# Task statement:
Format the lines from the first line of the material through the line containing "region-brackets <box>203 215 741 400</box>", including both ends, as a Markdown table with the columns Number and Record line, one row per line and no blank lines.

Boxed element entries:
========================================================================

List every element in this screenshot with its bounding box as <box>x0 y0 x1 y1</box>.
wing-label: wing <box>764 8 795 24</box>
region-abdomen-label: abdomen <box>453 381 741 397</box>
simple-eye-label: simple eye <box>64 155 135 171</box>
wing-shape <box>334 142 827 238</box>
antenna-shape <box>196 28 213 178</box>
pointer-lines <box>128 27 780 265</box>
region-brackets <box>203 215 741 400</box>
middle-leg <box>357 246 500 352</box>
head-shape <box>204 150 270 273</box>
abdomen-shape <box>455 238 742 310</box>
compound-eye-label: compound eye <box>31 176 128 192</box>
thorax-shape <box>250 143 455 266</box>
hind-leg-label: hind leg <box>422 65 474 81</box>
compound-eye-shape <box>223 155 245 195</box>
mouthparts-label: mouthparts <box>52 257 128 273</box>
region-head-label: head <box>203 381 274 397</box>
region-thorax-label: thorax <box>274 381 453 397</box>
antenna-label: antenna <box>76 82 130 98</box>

========================================================================

# Solution for this exercise:
| Number | Record line |
|---|---|
| 1 | List every element in this screenshot with its bounding box as <box>x0 y0 x1 y1</box>. |
| 2 | wing-label: wing <box>764 8 795 24</box> |
| 3 | region-abdomen-label: abdomen <box>453 381 741 397</box> |
| 4 | simple-eye-label: simple eye <box>64 155 135 171</box> |
| 5 | wing-shape <box>334 142 827 238</box> |
| 6 | antenna-shape <box>196 28 213 178</box> |
| 7 | pointer-lines <box>128 27 780 265</box> |
| 8 | region-brackets <box>203 215 741 400</box> |